Directive.
Extract the entries in their exact form.

──────── Source material ────────

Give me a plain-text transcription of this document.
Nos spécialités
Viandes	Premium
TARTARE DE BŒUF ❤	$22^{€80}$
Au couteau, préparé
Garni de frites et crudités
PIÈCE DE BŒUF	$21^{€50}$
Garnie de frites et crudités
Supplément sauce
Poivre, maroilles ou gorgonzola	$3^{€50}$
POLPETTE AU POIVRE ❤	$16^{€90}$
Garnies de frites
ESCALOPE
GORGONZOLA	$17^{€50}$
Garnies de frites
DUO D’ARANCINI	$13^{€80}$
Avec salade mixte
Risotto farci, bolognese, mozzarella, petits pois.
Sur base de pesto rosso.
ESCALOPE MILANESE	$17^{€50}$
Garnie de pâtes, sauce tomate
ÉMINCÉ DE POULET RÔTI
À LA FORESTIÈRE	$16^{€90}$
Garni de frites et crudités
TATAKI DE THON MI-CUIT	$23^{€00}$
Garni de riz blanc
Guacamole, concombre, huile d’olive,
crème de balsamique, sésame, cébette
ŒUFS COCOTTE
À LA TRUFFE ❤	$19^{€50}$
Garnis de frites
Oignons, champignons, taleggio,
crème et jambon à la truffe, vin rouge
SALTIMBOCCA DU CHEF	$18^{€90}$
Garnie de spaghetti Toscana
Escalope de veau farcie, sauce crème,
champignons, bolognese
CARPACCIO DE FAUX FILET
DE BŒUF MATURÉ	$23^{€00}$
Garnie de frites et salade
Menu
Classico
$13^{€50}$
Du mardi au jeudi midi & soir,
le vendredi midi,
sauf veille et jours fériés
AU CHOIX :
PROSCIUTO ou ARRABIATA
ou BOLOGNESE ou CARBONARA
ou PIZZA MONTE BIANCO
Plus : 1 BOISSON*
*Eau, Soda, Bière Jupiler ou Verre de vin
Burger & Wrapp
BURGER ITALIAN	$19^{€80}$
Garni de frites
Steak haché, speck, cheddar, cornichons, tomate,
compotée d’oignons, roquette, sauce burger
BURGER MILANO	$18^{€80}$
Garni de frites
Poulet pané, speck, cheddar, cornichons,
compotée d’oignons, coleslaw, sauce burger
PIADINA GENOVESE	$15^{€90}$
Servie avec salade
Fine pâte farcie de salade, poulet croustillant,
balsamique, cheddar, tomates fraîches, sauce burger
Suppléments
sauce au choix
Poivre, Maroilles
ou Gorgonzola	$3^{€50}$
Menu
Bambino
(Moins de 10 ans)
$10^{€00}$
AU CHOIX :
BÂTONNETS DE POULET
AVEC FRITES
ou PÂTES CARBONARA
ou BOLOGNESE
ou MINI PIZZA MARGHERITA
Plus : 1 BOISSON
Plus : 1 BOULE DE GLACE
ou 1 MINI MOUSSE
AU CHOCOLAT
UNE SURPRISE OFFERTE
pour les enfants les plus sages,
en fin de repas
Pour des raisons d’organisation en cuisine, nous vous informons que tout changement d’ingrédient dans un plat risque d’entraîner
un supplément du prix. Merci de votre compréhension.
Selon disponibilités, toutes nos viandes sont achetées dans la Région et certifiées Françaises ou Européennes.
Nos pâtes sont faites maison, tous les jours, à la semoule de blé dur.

────────

The answer.
Give me a plain-text transcription of this document.
Nos spécialités
Viandes	Premium
TARTARE DE BŒUF ❤	$22^{€80}$
Au couteau, préparé
Garni de frites et crudités
PIÈCE DE BŒUF	$21^{€50}$
Garnie de frites et crudités
Supplément sauce
Poivre, maroilles ou gorgonzola	$3^{€50}$
POLPETTE AU POIVRE ❤	$16^{€90}$
Garnies de frites
ESCALOPE
GORGONZOLA	$17^{€50}$
Garnies de frites
DUO D’ARANCINI	$13^{€80}$
Avec salade mixte
Risotto farci, bolognese, mozzarella, petits pois.
Sur base de pesto rosso.
ESCALOPE MILANESE	$17^{€50}$
Garnie de pâtes, sauce tomate
ÉMINCÉ DE POULET RÔTI
À LA FORESTIÈRE	$16^{€90}$
Garni de frites et crudités
TATAKI DE THON MI-CUIT	$23^{€00}$
Garni de riz blanc
Guacamole, concombre, huile d’olive,
crème de balsamique, sésame, cébette
ŒUFS COCOTTE
À LA TRUFFE ❤	$19^{€50}$
Garnis de frites
Oignons, champignons, taleggio,
crème et jambon à la truffe, vin rouge
SALTIMBOCCA DU CHEF	$18^{€90}$
Garnie de spaghetti Toscana
Escalope de veau farcie, sauce crème,
champignons, bolognese
CARPACCIO DE FAUX FILET
DE BŒUF MATURÉ	$23^{€00}$
Garnie de frites et salade
Menu
Classico
$13^{€50}$
Du mardi au jeudi midi & soir,
le vendredi midi,
sauf veille et jours fériés
AU CHOIX :
PROSCIUTO ou ARRABIATA
ou BOLOGNESE ou CARBONARA
ou PIZZA MONTE BIANCO
Plus : 1 BOISSON*
*Eau, Soda, Bière Jupiler ou Verre de vin
Burger & Wrapp
BURGER ITALIAN	$19^{€80}$
Garni de frites
Steak haché, speck, cheddar, cornichons, tomate,
compotée d’oignons, roquette, sauce burger
BURGER MILANO	$18^{€80}$
Garni de frites
Poulet pané, speck, cheddar, cornichons,
compotée d’oignons, coleslaw, sauce burger
PIADINA GENOVESE	$15^{€90}$
Servie avec salade
Fine pâte farcie de salade, poulet croustillant,
balsamique, cheddar, tomates fraîches, sauce burger
Suppléments
sauce au choix
Poivre, Maroilles
ou Gorgonzola	$3^{€50}$
Menu
Bambino
(Moins de 10 ans)
$10^{€00}$
AU CHOIX :
BÂTONNETS DE POULET
AVEC FRITES
ou PÂTES CARBONARA
ou BOLOGNESE
ou MINI PIZZA MARGHERITA
Plus : 1 BOISSON
Plus : 1 BOULE DE GLACE
ou 1 MINI MOUSSE
AU CHOCOLAT
UNE SURPRISE OFFERTE
pour les enfants les plus sages,
en fin de repas
Pour des raisons d’organisation en cuisine, nous vous informons que tout changement d’ingrédient dans un plat risque d’entraîner
un supplément du prix. Merci de votre compréhension.
Selon disponibilités, toutes nos viandes sont achetées dans la Région et certifiées Françaises ou Européennes.
Nos pâtes sont faites maison, tous les jours, à la semoule de blé dur.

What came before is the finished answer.